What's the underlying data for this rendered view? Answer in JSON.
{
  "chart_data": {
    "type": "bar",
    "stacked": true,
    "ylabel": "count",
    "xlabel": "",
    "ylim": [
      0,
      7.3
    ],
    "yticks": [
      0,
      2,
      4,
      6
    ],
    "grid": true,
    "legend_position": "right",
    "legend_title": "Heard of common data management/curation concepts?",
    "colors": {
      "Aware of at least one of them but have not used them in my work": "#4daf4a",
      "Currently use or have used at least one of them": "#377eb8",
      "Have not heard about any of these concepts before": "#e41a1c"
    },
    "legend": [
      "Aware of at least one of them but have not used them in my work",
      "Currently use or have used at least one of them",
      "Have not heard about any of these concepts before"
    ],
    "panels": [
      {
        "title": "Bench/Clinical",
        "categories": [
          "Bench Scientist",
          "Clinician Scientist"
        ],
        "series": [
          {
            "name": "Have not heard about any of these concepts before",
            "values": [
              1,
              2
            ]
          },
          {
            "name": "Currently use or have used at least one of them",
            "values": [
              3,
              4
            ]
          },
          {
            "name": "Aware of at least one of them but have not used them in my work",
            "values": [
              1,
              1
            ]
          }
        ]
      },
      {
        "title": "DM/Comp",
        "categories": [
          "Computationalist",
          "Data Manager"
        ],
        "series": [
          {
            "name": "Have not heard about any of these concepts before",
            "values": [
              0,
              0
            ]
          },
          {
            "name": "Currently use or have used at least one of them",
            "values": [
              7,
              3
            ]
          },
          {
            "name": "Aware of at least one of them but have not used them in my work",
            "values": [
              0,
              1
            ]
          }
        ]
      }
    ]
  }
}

# What you need to do:
Pick out the lines that have the word "before". Copy them all.

# Full output:
      "Have not heard about any of these concepts before": "#e41a1c"
      "Have not heard about any of these concepts before"
            "name": "Have not heard about any of these concepts before",
            "name": "Have not heard about any of these concepts before",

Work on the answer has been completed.